:: TRECHO ::
Não obstante, ao próprio Ministério Público Federal parece ser claro que não lhe corresponde dentre as atribuições constitucionais o dever de identificar quem é ou não pessoa indígena. Tampouco parece ser competência das universidades essa certificação, aos moldes do indigenismo.

Exauridas todas as possibilidades de consenso com as universidades estaduais paranaenses, o Ministério Público Federal produz um interessante documento oficial no qual expressa a posição consolidada pelo ordenamento jurídico no sentido da autoidentificação enquanto critério definidor da identidade indígena. A Recomendação n.12/2012 da Procuradoria Regional dos Direitos do Cidadão, vinculada ao Ministério Público Federal no Paraná sinaliza para uma verificação ex post, caso haja questionamentos:

(...) a suspensão da exigência da apresentação de ‘Carta de Recomendação assinada por cacique da comunidade’; exigir dos candidatos tão-somente uma autodeclaração de que a pessoa se considera ‘indígena’; constituir uma Comissão, na qual parte dos integrantes deverá ser composta por representação indígena, para homologar a inscrição dos candidatos que se autodeclararem indígenas após a verificação dessa condição (Brasil, 2012).
:::
:: LINHAS DE DADOS ::
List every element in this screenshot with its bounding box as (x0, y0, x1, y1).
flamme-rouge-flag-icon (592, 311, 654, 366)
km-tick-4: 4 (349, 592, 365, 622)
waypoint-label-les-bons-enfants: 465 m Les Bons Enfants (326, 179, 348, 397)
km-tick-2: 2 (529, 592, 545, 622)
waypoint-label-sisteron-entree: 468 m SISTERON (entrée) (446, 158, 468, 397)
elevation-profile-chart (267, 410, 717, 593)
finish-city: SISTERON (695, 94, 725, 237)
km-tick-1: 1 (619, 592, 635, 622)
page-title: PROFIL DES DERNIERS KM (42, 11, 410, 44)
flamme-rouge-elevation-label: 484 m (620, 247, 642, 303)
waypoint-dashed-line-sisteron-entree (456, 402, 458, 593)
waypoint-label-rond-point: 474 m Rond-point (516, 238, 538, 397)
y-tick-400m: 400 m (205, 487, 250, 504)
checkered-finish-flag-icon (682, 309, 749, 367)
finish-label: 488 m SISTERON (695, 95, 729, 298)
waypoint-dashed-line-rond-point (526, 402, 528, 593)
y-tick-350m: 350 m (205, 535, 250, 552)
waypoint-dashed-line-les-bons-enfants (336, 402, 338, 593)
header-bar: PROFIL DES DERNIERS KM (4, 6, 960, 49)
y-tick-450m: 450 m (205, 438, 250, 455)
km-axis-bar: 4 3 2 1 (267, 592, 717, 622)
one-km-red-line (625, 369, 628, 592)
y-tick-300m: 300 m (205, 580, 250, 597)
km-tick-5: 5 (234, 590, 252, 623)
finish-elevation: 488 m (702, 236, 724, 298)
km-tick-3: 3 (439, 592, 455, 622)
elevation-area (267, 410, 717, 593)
:::
Retome o trecho sobre a autoidentificação indígena e continue o texto a partir da última frase apresentada.

Osias Sampaio relata ter sido criticado por agentes indigenistas e por indígenas em função de sua condição urbana, por haver residido nas cidades de Santa Amélia e Londrina, próximas às suas terras indígenas de pertencimento. Esta condição poderia ter significado sua exclusão do pleito universitário.

O tema do reconhecimento nos coloca, pois, no último ponto do debate a ser considerado. Ingressa-se numa perspectiva hermenêutica que requer a articulação entre uma interpretação explicativa ou descritiva destas identidades com uma interpretação compreensiva - e com ela a necessidade de estabelecimento de um diálogo, do exercício de uma ética dialógica, de uma posição de interlocução.

Sem diálogo não há compreensão, mesmo em diálogo a compreensão é sempre um horizonte incerto, mas o diálogo é a condição fundamental da vida humana que nos possibilita o exercício de uma interpretação compreensiva (Cardoso de Oliveira, 1996).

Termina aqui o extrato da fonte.